Stated task. Transcribe the listing exactly, from its first line down to and including the line that contains "484, 818, 510)".

Task data.

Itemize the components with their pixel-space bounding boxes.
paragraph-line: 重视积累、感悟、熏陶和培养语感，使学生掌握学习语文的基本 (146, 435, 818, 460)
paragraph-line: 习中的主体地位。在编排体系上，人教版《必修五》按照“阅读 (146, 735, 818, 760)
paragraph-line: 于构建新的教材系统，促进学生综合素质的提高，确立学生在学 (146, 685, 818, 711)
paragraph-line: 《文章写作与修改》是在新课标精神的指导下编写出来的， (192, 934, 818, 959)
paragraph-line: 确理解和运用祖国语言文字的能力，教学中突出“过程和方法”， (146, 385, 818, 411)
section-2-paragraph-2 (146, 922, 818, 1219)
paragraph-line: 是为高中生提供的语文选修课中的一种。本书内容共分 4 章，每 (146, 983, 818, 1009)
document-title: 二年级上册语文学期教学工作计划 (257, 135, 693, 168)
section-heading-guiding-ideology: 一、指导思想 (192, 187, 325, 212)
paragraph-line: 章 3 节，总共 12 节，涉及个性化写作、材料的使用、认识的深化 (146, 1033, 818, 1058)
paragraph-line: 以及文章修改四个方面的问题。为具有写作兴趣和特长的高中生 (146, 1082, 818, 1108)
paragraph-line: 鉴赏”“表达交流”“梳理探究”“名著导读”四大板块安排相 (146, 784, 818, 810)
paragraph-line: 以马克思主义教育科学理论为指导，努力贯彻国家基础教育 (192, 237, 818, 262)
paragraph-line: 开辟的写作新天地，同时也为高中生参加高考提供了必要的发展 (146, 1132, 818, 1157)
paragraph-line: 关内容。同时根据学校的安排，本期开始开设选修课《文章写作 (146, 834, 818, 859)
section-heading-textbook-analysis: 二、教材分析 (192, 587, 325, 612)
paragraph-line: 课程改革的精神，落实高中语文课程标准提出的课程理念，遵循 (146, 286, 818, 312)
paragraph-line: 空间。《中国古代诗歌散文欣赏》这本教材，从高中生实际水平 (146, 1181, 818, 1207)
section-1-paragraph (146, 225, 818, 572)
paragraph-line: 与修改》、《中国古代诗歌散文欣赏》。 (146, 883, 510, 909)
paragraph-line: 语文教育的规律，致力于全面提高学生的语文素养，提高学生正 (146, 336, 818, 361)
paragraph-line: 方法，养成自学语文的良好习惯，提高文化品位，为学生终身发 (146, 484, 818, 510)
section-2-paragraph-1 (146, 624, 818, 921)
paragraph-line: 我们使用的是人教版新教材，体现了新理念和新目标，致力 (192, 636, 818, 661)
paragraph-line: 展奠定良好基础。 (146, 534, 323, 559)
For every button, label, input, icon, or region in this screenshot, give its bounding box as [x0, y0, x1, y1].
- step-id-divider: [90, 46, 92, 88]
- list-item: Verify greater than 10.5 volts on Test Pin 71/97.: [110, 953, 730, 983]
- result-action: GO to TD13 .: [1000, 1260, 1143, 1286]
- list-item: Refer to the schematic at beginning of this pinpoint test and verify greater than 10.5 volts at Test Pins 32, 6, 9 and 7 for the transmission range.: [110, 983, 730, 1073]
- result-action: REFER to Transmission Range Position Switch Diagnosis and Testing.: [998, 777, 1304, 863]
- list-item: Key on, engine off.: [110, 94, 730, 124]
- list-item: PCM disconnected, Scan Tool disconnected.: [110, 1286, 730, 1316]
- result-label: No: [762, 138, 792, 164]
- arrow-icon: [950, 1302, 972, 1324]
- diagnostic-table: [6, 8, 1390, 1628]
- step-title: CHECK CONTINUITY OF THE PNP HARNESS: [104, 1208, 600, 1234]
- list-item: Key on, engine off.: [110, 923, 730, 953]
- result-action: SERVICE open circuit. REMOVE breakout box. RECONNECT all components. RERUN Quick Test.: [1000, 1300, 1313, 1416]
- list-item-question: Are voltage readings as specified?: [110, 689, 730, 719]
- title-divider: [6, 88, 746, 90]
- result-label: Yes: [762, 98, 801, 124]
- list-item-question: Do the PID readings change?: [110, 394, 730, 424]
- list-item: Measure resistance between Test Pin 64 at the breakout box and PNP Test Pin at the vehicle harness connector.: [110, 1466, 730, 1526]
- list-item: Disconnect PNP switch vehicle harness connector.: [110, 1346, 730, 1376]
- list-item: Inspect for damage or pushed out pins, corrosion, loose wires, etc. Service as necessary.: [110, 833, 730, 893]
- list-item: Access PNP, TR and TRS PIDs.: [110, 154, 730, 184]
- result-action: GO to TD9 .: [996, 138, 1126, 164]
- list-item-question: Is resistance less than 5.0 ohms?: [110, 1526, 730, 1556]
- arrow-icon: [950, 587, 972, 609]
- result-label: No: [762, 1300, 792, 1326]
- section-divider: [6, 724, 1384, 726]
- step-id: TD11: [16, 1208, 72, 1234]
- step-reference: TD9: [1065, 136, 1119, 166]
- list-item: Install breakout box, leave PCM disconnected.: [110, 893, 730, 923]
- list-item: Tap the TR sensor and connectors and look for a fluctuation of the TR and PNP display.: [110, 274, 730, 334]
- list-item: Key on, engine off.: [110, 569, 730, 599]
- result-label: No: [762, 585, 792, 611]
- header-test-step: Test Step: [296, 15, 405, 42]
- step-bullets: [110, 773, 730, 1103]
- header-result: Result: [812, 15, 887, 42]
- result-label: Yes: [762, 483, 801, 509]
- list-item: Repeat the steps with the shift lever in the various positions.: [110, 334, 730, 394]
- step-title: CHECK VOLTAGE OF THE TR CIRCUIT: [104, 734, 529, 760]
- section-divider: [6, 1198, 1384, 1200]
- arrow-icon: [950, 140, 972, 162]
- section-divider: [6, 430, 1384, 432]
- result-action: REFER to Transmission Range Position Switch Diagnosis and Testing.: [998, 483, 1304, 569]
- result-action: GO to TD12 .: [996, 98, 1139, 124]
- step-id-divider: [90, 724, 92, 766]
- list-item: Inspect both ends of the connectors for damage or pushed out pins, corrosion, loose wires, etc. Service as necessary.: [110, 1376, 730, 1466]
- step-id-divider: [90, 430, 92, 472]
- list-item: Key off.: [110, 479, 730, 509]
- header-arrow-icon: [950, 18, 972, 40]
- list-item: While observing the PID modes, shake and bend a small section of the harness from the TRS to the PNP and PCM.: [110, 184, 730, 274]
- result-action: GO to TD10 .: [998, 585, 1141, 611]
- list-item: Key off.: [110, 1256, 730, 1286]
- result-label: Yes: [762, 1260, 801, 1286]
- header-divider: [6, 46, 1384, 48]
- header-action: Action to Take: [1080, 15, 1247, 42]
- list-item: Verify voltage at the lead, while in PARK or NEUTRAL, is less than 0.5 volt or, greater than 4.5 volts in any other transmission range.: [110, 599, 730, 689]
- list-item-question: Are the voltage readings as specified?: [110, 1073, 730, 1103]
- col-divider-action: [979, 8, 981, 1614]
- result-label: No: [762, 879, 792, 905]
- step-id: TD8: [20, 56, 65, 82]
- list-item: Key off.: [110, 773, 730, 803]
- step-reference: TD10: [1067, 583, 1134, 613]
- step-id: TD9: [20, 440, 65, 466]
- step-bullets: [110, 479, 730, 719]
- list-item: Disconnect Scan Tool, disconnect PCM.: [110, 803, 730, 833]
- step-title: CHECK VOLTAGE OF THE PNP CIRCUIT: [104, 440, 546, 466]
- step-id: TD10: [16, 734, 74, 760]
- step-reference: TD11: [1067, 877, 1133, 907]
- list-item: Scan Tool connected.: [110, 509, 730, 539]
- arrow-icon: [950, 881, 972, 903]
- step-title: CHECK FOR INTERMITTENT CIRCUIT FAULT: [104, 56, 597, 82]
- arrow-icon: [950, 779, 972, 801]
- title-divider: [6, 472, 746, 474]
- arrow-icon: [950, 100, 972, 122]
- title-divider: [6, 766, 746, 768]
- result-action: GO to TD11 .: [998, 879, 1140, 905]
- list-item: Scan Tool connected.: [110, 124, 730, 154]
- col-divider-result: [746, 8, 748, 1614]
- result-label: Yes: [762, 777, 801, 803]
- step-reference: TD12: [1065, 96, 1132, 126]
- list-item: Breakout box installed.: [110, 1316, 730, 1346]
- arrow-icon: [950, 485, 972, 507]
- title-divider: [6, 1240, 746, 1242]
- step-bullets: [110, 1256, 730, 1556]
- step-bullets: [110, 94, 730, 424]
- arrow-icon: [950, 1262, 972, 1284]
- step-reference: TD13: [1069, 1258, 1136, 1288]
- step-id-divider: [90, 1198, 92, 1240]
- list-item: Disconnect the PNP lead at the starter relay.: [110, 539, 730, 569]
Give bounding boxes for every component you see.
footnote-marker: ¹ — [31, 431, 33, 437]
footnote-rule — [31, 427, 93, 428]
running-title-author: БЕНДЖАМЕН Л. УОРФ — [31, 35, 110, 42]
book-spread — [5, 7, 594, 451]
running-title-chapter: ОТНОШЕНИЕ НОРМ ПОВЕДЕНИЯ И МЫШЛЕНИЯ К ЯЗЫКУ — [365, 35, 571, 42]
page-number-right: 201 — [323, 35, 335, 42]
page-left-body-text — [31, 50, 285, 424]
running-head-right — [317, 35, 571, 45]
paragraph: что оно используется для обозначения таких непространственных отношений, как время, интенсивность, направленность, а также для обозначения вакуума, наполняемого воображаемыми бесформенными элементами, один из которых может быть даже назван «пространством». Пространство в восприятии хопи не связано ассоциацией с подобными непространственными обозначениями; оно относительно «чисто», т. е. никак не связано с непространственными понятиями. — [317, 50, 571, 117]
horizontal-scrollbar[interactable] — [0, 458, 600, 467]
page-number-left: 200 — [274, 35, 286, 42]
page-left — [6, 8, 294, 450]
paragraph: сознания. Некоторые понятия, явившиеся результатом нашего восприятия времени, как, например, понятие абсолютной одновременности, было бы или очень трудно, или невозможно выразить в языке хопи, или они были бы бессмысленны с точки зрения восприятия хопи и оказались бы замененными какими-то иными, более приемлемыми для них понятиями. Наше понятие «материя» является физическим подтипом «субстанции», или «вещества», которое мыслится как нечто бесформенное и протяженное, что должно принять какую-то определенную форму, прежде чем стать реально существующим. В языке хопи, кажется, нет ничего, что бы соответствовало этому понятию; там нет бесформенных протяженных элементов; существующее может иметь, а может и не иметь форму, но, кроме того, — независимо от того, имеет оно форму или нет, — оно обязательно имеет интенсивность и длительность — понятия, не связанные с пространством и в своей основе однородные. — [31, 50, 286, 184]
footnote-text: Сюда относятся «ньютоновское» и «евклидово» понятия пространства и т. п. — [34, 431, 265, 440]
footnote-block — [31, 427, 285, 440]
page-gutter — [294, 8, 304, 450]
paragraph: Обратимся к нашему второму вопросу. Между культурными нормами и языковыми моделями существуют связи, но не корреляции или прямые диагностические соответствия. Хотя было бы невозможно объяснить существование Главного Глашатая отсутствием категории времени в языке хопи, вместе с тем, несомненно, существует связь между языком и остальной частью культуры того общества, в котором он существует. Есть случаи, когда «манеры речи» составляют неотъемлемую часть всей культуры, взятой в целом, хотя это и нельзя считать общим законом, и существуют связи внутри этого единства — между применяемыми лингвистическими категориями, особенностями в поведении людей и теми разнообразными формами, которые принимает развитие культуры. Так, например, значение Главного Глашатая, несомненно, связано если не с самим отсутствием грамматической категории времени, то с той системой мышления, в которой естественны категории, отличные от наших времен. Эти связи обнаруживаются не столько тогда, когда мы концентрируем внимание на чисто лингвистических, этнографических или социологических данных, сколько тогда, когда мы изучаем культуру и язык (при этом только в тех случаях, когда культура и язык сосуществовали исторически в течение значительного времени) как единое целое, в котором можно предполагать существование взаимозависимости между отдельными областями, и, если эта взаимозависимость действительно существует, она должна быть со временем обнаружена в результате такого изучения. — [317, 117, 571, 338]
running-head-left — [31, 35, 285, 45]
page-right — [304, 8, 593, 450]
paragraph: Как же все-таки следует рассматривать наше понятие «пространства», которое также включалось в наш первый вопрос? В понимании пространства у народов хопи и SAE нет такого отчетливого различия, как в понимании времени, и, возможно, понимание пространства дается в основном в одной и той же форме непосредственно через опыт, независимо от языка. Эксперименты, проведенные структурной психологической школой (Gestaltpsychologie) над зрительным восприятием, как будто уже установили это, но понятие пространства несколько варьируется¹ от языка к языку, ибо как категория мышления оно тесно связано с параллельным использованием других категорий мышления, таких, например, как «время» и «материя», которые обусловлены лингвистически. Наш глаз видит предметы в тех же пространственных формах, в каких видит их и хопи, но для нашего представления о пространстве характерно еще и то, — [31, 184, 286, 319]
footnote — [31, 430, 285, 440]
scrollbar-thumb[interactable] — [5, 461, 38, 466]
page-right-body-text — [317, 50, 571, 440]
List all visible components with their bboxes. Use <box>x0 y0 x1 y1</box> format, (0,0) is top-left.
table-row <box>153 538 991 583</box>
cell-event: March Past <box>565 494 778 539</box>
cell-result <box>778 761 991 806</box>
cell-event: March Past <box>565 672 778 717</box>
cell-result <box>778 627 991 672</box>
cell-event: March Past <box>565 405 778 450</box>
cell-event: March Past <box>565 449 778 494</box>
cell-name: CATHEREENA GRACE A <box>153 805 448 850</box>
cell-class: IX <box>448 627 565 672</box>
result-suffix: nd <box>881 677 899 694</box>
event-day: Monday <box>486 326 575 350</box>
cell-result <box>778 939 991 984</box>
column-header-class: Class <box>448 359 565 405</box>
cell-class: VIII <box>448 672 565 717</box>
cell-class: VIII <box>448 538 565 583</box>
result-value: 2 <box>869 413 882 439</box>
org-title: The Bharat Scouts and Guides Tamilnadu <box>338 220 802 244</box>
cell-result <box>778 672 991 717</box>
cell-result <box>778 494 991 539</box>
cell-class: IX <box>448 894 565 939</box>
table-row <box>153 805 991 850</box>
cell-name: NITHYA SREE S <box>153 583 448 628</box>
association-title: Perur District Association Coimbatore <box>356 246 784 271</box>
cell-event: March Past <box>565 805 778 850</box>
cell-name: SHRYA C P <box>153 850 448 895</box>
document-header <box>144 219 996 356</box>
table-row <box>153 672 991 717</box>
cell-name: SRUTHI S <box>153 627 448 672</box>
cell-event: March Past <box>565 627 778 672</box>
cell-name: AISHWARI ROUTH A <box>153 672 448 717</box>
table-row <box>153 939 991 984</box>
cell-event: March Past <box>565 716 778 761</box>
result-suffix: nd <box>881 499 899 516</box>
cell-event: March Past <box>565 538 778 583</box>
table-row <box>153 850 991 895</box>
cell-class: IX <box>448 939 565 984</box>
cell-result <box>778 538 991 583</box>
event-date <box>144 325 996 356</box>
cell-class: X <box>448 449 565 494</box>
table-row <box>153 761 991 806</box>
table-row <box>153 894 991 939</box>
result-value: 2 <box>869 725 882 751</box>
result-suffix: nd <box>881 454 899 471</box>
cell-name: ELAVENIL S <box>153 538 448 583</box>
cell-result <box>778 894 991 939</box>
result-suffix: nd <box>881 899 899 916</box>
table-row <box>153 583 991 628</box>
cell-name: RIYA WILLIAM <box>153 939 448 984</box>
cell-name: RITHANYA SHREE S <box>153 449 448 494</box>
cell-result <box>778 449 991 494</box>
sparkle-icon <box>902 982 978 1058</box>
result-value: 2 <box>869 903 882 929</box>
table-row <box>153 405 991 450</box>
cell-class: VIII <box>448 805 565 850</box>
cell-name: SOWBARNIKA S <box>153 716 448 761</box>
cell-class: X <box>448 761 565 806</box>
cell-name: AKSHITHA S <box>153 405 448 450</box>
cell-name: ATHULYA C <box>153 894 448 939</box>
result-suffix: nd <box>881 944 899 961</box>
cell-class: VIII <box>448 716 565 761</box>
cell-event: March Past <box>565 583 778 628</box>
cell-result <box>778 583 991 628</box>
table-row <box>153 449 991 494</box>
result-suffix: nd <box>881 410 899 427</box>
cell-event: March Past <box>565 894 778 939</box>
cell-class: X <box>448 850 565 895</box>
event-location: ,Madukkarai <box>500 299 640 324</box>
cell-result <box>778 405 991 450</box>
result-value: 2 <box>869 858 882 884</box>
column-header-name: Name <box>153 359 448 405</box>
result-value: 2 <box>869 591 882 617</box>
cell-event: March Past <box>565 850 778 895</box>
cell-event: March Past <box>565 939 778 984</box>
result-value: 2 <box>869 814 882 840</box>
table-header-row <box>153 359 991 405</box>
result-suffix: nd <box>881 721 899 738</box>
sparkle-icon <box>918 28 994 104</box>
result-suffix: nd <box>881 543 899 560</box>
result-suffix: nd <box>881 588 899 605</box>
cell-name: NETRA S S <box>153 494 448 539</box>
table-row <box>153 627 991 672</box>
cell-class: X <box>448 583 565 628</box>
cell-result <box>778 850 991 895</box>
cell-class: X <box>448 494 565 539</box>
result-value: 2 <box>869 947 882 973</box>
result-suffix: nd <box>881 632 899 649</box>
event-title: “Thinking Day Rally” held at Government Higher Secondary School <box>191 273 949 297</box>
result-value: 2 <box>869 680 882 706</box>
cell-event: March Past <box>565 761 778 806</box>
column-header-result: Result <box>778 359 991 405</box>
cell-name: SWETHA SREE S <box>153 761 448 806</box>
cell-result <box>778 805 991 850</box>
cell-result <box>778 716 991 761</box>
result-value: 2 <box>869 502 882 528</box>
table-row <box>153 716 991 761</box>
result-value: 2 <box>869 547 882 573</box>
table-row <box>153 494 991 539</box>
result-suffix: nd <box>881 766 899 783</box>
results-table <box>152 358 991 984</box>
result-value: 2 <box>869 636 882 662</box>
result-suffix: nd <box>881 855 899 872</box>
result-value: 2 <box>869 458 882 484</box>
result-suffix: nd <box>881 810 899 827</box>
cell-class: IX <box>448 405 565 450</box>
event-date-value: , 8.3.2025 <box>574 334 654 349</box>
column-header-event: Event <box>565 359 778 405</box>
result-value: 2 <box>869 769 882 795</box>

Written reply.
Itemize the components with their pixel-space bounding boxes.
paragraph-line: 重视积累、感悟、熏陶和培养语感，使学生掌握学习语文的基本 (146, 435, 818, 460)
paragraph-line: 习中的主体地位。在编排体系上，人教版《必修五》按照“阅读 (146, 735, 818, 760)
paragraph-line: 于构建新的教材系统，促进学生综合素质的提高，确立学生在学 (146, 685, 818, 711)
paragraph-line: 《文章写作与修改》是在新课标精神的指导下编写出来的， (192, 934, 818, 959)
paragraph-line: 确理解和运用祖国语言文字的能力，教学中突出“过程和方法”， (146, 385, 818, 411)
section-2-paragraph-2 (146, 922, 818, 1219)
paragraph-line: 是为高中生提供的语文选修课中的一种。本书内容共分 4 章，每 (146, 983, 818, 1009)
document-title: 二年级上册语文学期教学工作计划 (257, 135, 693, 168)
section-heading-guiding-ideology: 一、指导思想 (192, 187, 325, 212)
paragraph-line: 章 3 节，总共 12 节，涉及个性化写作、材料的使用、认识的深化 (146, 1033, 818, 1058)
paragraph-line: 以及文章修改四个方面的问题。为具有写作兴趣和特长的高中生 (146, 1082, 818, 1108)
paragraph-line: 鉴赏”“表达交流”“梳理探究”“名著导读”四大板块安排相 (146, 784, 818, 810)
paragraph-line: 以马克思主义教育科学理论为指导，努力贯彻国家基础教育 (192, 237, 818, 262)
paragraph-line: 开辟的写作新天地，同时也为高中生参加高考提供了必要的发展 (146, 1132, 818, 1157)
paragraph-line: 关内容。同时根据学校的安排，本期开始开设选修课《文章写作 (146, 834, 818, 859)
section-heading-textbook-analysis: 二、教材分析 (192, 587, 325, 612)
paragraph-line: 课程改革的精神，落实高中语文课程标准提出的课程理念，遵循 (146, 286, 818, 312)
paragraph-line: 空间。《中国古代诗歌散文欣赏》这本教材，从高中生实际水平 (146, 1181, 818, 1207)
section-1-paragraph (146, 225, 818, 572)
paragraph-line: 与修改》、《中国古代诗歌散文欣赏》。 (146, 883, 510, 909)
paragraph-line: 语文教育的规律，致力于全面提高学生的语文素养，提高学生正 (146, 336, 818, 361)
paragraph-line: 方法，养成自学语文的良好习惯，提高文化品位，为学生终身发 (146, 484, 818, 510)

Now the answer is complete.